> [Exercise data]
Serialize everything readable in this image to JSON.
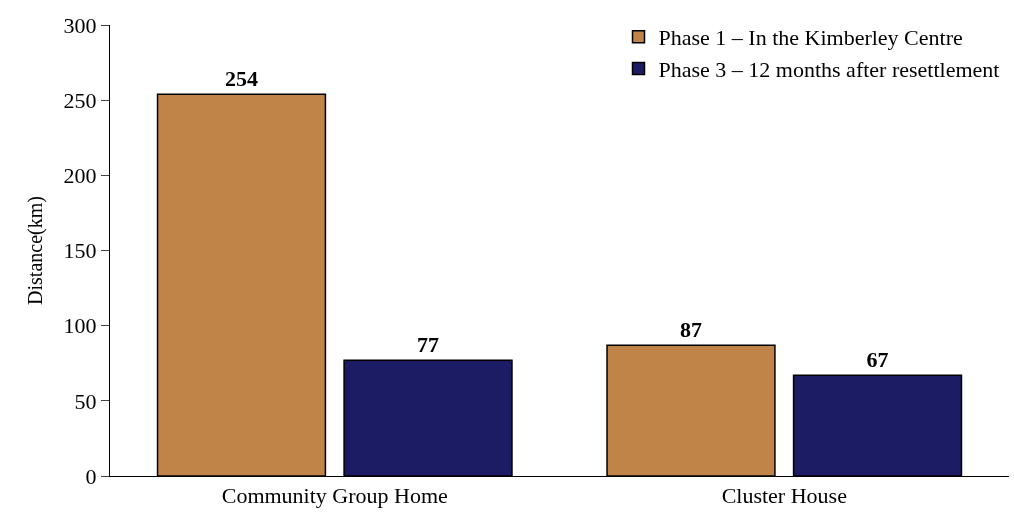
{
  "chart_data": {
    "type": "bar",
    "ylabel": "Distance(km)",
    "categories": [
      "Community Group Home",
      "Cluster House"
    ],
    "series": [
      {
        "name": "Phase 1 – In the Kimberley Centre",
        "color": "#c08448",
        "values": [
          254,
          87
        ]
      },
      {
        "name": "Phase 3 – 12 months after resettlement",
        "color": "#1c1c64",
        "values": [
          77,
          67
        ]
      }
    ],
    "ylim": [
      0,
      300
    ],
    "yticks": [
      0,
      50,
      100,
      150,
      200,
      250,
      300
    ],
    "legend": "top right",
    "data_labels": true
  }
}
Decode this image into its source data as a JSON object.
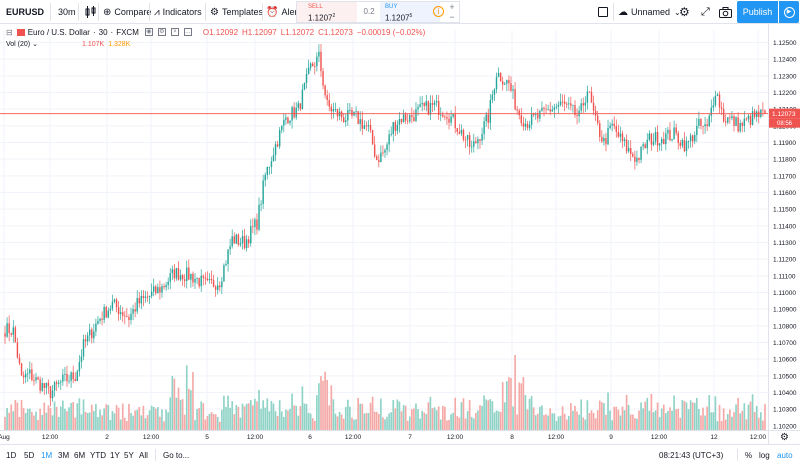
{
  "toolbar": {
    "symbol": "EURUSD",
    "interval": "30m",
    "compare_label": "Compare",
    "indicators_label": "Indicators",
    "templates_label": "Templates",
    "alert_label": "Alert",
    "sell_label": "SELL",
    "sell_price": "1.1207",
    "sell_price_sup": "2",
    "spread": "0.2",
    "buy_label": "BUY",
    "buy_price": "1.1207",
    "buy_price_sup": "5",
    "layout_name": "Unnamed",
    "publish_label": "Publish"
  },
  "legend": {
    "title": "Euro / U.S. Dollar",
    "interval": "30",
    "source": "FXCM",
    "open": "O1.12092",
    "high": "H1.12097",
    "low": "L1.12072",
    "close": "C1.12073",
    "change": "−0.00019 (−0.02%)",
    "vol_label": "Vol (20)",
    "vol_value1": "1.107K",
    "vol_value2": "1.328K"
  },
  "price_axis": {
    "ticks": [
      "1.12500",
      "1.12400",
      "1.12300",
      "1.12200",
      "1.12100",
      "1.12000",
      "1.11900",
      "1.11800",
      "1.11700",
      "1.11600",
      "1.11500",
      "1.11400",
      "1.11300",
      "1.11200",
      "1.11100",
      "1.11000",
      "1.10900",
      "1.10800",
      "1.10700",
      "1.10600",
      "1.10500",
      "1.10400",
      "1.10300",
      "1.10200"
    ],
    "current_price": "1.12073",
    "countdown": "08:56"
  },
  "time_axis": {
    "labels": [
      "Aug",
      "12:00",
      "2",
      "12:00",
      "5",
      "12:00",
      "6",
      "12:00",
      "7",
      "12:00",
      "8",
      "12:00",
      "9",
      "12:00",
      "12",
      "12:00"
    ]
  },
  "bottom": {
    "ranges": [
      "1D",
      "5D",
      "1M",
      "3M",
      "6M",
      "YTD",
      "1Y",
      "5Y",
      "All"
    ],
    "goto_label": "Go to...",
    "time": "08:21:43 (UTC+3)",
    "percent": "%",
    "log": "log",
    "auto": "auto"
  },
  "colors": {
    "up": "#26a69a",
    "down": "#ef5350",
    "vol_up": "#8fd3c7",
    "vol_down": "#f5a9a6",
    "accent": "#2196f3",
    "price_line": "#ef5350"
  },
  "chart_data": {
    "type": "candlestick",
    "price_range": [
      1.10175,
      1.12575
    ],
    "series_close_anchors": [
      [
        0,
        1.1078
      ],
      [
        4,
        1.1077
      ],
      [
        8,
        1.1048
      ],
      [
        12,
        1.1051
      ],
      [
        16,
        1.1046
      ],
      [
        22,
        1.104
      ],
      [
        28,
        1.1047
      ],
      [
        34,
        1.105
      ],
      [
        38,
        1.1068
      ],
      [
        46,
        1.1085
      ],
      [
        52,
        1.1093
      ],
      [
        60,
        1.1085
      ],
      [
        64,
        1.1093
      ],
      [
        70,
        1.1098
      ],
      [
        76,
        1.1103
      ],
      [
        82,
        1.1112
      ],
      [
        90,
        1.111
      ],
      [
        98,
        1.1104
      ],
      [
        104,
        1.1107
      ],
      [
        110,
        1.1132
      ],
      [
        116,
        1.113
      ],
      [
        122,
        1.1142
      ],
      [
        126,
        1.117
      ],
      [
        130,
        1.1185
      ],
      [
        136,
        1.1205
      ],
      [
        142,
        1.121
      ],
      [
        148,
        1.1235
      ],
      [
        152,
        1.1241
      ],
      [
        156,
        1.1212
      ],
      [
        160,
        1.1208
      ],
      [
        164,
        1.1205
      ],
      [
        170,
        1.1205
      ],
      [
        176,
        1.1198
      ],
      [
        180,
        1.118
      ],
      [
        184,
        1.1185
      ],
      [
        188,
        1.12
      ],
      [
        192,
        1.1205
      ],
      [
        196,
        1.1205
      ],
      [
        202,
        1.121
      ],
      [
        208,
        1.1212
      ],
      [
        214,
        1.1208
      ],
      [
        220,
        1.1198
      ],
      [
        226,
        1.1186
      ],
      [
        230,
        1.1195
      ],
      [
        234,
        1.1205
      ],
      [
        238,
        1.1232
      ],
      [
        244,
        1.1225
      ],
      [
        248,
        1.121
      ],
      [
        252,
        1.1202
      ],
      [
        258,
        1.1205
      ],
      [
        264,
        1.121
      ],
      [
        270,
        1.1213
      ],
      [
        278,
        1.1205
      ],
      [
        282,
        1.1222
      ],
      [
        286,
        1.1202
      ],
      [
        290,
        1.119
      ],
      [
        294,
        1.12
      ],
      [
        298,
        1.1192
      ],
      [
        302,
        1.1185
      ],
      [
        306,
        1.118
      ],
      [
        312,
        1.1192
      ],
      [
        318,
        1.1193
      ],
      [
        324,
        1.1195
      ],
      [
        330,
        1.1188
      ],
      [
        336,
        1.12
      ],
      [
        340,
        1.1198
      ],
      [
        344,
        1.1222
      ],
      [
        348,
        1.1205
      ],
      [
        352,
        1.1203
      ],
      [
        356,
        1.12
      ],
      [
        362,
        1.1205
      ],
      [
        368,
        1.1207
      ]
    ],
    "volume_range": [
      0,
      1800
    ],
    "candle_count": 369,
    "last_candle": {
      "open": 1.12092,
      "high": 1.12097,
      "low": 1.12072,
      "close": 1.12073
    }
  }
}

> [Task objective] Please transcribe the material above exactly as written. Leave the pictures out.

> [Response to the exercise]
Serialize everything readable in this image to JSON.
{
  "chart_data": {
    "type": "bar",
    "ylabel": "Distance(km)",
    "categories": [
      "Community Group Home",
      "Cluster House"
    ],
    "series": [
      {
        "name": "Phase 1 – In the Kimberley Centre",
        "color": "#c08448",
        "values": [
          254,
          87
        ]
      },
      {
        "name": "Phase 3 – 12 months after resettlement",
        "color": "#1c1c64",
        "values": [
          77,
          67
        ]
      }
    ],
    "ylim": [
      0,
      300
    ],
    "yticks": [
      0,
      50,
      100,
      150,
      200,
      250,
      300
    ],
    "legend": "top right",
    "data_labels": true
  }
}
Decode this image into its source data as a JSON object.
{
  "toolbar": {
    "symbol": "EURUSD",
    "interval": "30m",
    "compare_label": "Compare",
    "indicators_label": "Indicators",
    "templates_label": "Templates",
    "alert_label": "Alert",
    "sell_label": "SELL",
    "sell_price": "1.1207",
    "sell_price_sup": "2",
    "spread": "0.2",
    "buy_label": "BUY",
    "buy_price": "1.1207",
    "buy_price_sup": "5",
    "layout_name": "Unnamed",
    "publish_label": "Publish"
  },
  "legend": {
    "title": "Euro / U.S. Dollar",
    "interval": "30",
    "source": "FXCM",
    "open": "O1.12092",
    "high": "H1.12097",
    "low": "L1.12072",
    "close": "C1.12073",
    "change": "−0.00019 (−0.02%)",
    "vol_label": "Vol (20)",
    "vol_value1": "1.107K",
    "vol_value2": "1.328K"
  },
  "price_axis": {
    "ticks": [
      "1.12500",
      "1.12400",
      "1.12300",
      "1.12200",
      "1.12100",
      "1.12000",
      "1.11900",
      "1.11800",
      "1.11700",
      "1.11600",
      "1.11500",
      "1.11400",
      "1.11300",
      "1.11200",
      "1.11100",
      "1.11000",
      "1.10900",
      "1.10800",
      "1.10700",
      "1.10600",
      "1.10500",
      "1.10400",
      "1.10300",
      "1.10200"
    ],
    "current_price": "1.12073",
    "countdown": "08:56"
  },
  "time_axis": {
    "labels": [
      "Aug",
      "12:00",
      "2",
      "12:00",
      "5",
      "12:00",
      "6",
      "12:00",
      "7",
      "12:00",
      "8",
      "12:00",
      "9",
      "12:00",
      "12",
      "12:00"
    ]
  },
  "bottom": {
    "ranges": [
      "1D",
      "5D",
      "1M",
      "3M",
      "6M",
      "YTD",
      "1Y",
      "5Y",
      "All"
    ],
    "goto_label": "Go to...",
    "time": "08:21:43 (UTC+3)",
    "percent": "%",
    "log": "log",
    "auto": "auto"
  },
  "colors": {
    "up": "#26a69a",
    "down": "#ef5350",
    "vol_up": "#8fd3c7",
    "vol_down": "#f5a9a6",
    "accent": "#2196f3",
    "price_line": "#ef5350"
  },
  "chart_data": {
    "type": "candlestick",
    "price_range": [
      1.10175,
      1.12575
    ],
    "series_close_anchors": [
      [
        0,
        1.1078
      ],
      [
        4,
        1.1077
      ],
      [
        8,
        1.1048
      ],
      [
        12,
        1.1051
      ],
      [
        16,
        1.1046
      ],
      [
        22,
        1.104
      ],
      [
        28,
        1.1047
      ],
      [
        34,
        1.105
      ],
      [
        38,
        1.1068
      ],
      [
        46,
        1.1085
      ],
      [
        52,
        1.1093
      ],
      [
        60,
        1.1085
      ],
      [
        64,
        1.1093
      ],
      [
        70,
        1.1098
      ],
      [
        76,
        1.1103
      ],
      [
        82,
        1.1112
      ],
      [
        90,
        1.111
      ],
      [
        98,
        1.1104
      ],
      [
        104,
        1.1107
      ],
      [
        110,
        1.1132
      ],
      [
        116,
        1.113
      ],
      [
        122,
        1.1142
      ],
      [
        126,
        1.117
      ],
      [
        130,
        1.1185
      ],
      [
        136,
        1.1205
      ],
      [
        142,
        1.121
      ],
      [
        148,
        1.1235
      ],
      [
        152,
        1.1241
      ],
      [
        156,
        1.1212
      ],
      [
        160,
        1.1208
      ],
      [
        164,
        1.1205
      ],
      [
        170,
        1.1205
      ],
      [
        176,
        1.1198
      ],
      [
        180,
        1.118
      ],
      [
        184,
        1.1185
      ],
      [
        188,
        1.12
      ],
      [
        192,
        1.1205
      ],
      [
        196,
        1.1205
      ],
      [
        202,
        1.121
      ],
      [
        208,
        1.1212
      ],
      [
        214,
        1.1208
      ],
      [
        220,
        1.1198
      ],
      [
        226,
        1.1186
      ],
      [
        230,
        1.1195
      ],
      [
        234,
        1.1205
      ],
      [
        238,
        1.1232
      ],
      [
        244,
        1.1225
      ],
      [
        248,
        1.121
      ],
      [
        252,
        1.1202
      ],
      [
        258,
        1.1205
      ],
      [
        264,
        1.121
      ],
      [
        270,
        1.1213
      ],
      [
        278,
        1.1205
      ],
      [
        282,
        1.1222
      ],
      [
        286,
        1.1202
      ],
      [
        290,
        1.119
      ],
      [
        294,
        1.12
      ],
      [
        298,
        1.1192
      ],
      [
        302,
        1.1185
      ],
      [
        306,
        1.118
      ],
      [
        312,
        1.1192
      ],
      [
        318,
        1.1193
      ],
      [
        324,
        1.1195
      ],
      [
        330,
        1.1188
      ],
      [
        336,
        1.12
      ],
      [
        340,
        1.1198
      ],
      [
        344,
        1.1222
      ],
      [
        348,
        1.1205
      ],
      [
        352,
        1.1203
      ],
      [
        356,
        1.12
      ],
      [
        362,
        1.1205
      ],
      [
        368,
        1.1207
      ]
    ],
    "volume_range": [
      0,
      1800
    ],
    "candle_count": 369,
    "last_candle": {
      "open": 1.12092,
      "high": 1.12097,
      "low": 1.12072,
      "close": 1.12073
    }
  }
}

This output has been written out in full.